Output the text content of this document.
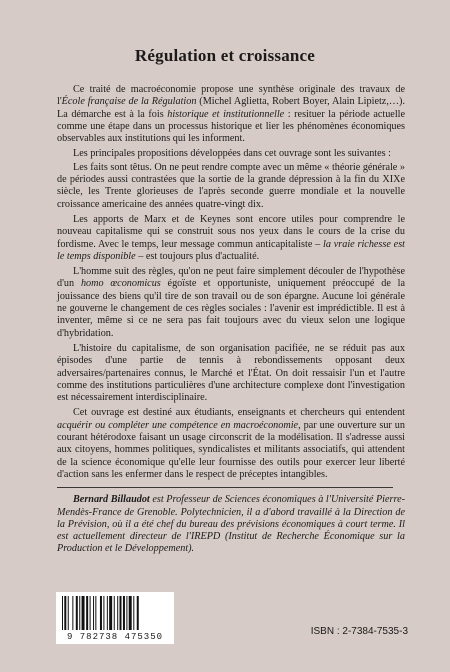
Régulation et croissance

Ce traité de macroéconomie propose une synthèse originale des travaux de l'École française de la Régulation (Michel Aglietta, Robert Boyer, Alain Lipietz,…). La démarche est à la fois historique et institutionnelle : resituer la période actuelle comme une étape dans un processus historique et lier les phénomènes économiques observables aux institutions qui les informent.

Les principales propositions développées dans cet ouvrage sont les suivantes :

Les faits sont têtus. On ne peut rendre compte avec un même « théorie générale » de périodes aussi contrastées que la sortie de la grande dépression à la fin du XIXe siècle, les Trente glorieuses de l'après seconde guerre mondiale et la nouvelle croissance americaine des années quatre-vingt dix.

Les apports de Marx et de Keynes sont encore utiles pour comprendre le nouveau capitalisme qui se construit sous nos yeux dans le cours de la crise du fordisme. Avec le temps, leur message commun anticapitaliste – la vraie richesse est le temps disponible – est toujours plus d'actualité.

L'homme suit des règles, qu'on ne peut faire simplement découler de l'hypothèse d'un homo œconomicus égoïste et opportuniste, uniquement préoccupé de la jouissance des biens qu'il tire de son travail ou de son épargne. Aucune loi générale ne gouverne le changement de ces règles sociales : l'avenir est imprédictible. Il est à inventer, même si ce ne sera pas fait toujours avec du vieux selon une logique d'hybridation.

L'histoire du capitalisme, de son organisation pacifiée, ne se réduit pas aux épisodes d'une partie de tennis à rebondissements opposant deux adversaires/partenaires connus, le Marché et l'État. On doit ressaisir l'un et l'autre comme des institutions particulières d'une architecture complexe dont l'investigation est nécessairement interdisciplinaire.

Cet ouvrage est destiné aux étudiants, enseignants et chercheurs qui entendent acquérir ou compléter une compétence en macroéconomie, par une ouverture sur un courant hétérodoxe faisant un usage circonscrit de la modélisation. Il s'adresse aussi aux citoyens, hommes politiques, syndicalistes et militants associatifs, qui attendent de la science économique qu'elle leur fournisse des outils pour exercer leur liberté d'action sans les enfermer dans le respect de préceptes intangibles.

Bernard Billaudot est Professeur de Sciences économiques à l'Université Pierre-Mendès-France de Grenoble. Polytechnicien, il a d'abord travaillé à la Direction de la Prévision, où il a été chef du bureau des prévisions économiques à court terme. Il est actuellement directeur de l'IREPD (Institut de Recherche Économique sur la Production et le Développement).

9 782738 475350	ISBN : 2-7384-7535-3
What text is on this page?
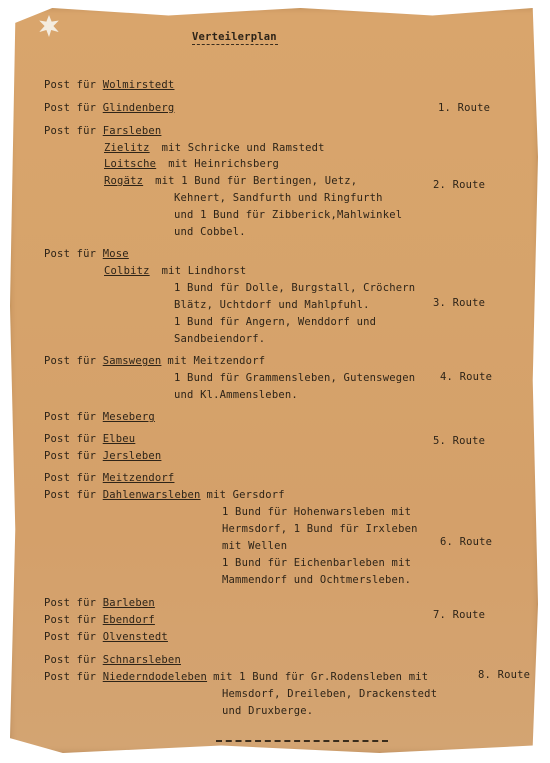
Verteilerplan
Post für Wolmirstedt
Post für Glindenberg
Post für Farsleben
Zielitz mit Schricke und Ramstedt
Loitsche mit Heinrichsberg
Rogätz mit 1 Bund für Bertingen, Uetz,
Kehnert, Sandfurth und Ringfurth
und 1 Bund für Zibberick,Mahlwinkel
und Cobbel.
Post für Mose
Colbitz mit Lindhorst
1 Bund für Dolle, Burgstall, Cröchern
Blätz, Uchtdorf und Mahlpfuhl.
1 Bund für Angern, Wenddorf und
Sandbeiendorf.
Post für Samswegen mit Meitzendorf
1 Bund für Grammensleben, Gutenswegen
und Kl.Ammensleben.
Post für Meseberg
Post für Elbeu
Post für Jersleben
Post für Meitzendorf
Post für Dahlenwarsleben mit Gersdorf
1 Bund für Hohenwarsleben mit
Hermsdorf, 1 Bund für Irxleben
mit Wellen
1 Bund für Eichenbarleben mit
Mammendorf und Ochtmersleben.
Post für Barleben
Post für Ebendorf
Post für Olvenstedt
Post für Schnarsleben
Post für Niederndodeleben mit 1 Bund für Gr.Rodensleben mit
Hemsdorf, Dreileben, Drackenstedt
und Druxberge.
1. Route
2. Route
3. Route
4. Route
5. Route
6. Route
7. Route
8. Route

====================

### GIVEN REQUEST
Look above for the line containing "What text is on this page?"; output that line and all lines after it through the last one exactly, without the pictures.

### CORRECT OUTPUT
What text is on this page?
Verteilerplan
Post für Wolmirstedt
Post für Glindenberg
Post für Farsleben
Zielitz mit Schricke und Ramstedt
Loitsche mit Heinrichsberg
Rogätz mit 1 Bund für Bertingen, Uetz,
Kehnert, Sandfurth und Ringfurth
und 1 Bund für Zibberick,Mahlwinkel
und Cobbel.
Post für Mose
Colbitz mit Lindhorst
1 Bund für Dolle, Burgstall, Cröchern
Blätz, Uchtdorf und Mahlpfuhl.
1 Bund für Angern, Wenddorf und
Sandbeiendorf.
Post für Samswegen mit Meitzendorf
1 Bund für Grammensleben, Gutenswegen
und Kl.Ammensleben.
Post für Meseberg
Post für Elbeu
Post für Jersleben
Post für Meitzendorf
Post für Dahlenwarsleben mit Gersdorf
1 Bund für Hohenwarsleben mit
Hermsdorf, 1 Bund für Irxleben
mit Wellen
1 Bund für Eichenbarleben mit
Mammendorf und Ochtmersleben.
Post für Barleben
Post für Ebendorf
Post für Olvenstedt
Post für Schnarsleben
Post für Niederndodeleben mit 1 Bund für Gr.Rodensleben mit
Hemsdorf, Dreileben, Drackenstedt
und Druxberge.
1. Route
2. Route
3. Route
4. Route
5. Route
6. Route
7. Route
8. Route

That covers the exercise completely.